GIVEN INSTRUCTION: Work through the data line by line, gathering every line that has the word "Microsoft".

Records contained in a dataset

▼

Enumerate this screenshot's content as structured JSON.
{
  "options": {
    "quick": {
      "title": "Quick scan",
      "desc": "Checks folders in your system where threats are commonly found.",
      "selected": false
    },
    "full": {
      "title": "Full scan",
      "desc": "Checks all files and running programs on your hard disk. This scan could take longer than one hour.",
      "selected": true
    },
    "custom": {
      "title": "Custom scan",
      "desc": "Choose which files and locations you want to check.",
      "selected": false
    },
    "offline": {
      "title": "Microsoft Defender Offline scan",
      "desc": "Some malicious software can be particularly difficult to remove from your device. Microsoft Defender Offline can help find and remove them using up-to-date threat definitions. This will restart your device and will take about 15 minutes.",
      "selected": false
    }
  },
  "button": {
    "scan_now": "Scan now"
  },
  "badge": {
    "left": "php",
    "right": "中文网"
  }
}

▲

RESPONSE TO THE EXERCISE:
      "title": "Microsoft Defender Offline scan",
      "desc": "Some malicious software can be particularly difficult to remove from your device. Microsoft Defender Offline can help find and remove them using up-to-date threat definitions. This will restart your device and will take about 15 minutes.",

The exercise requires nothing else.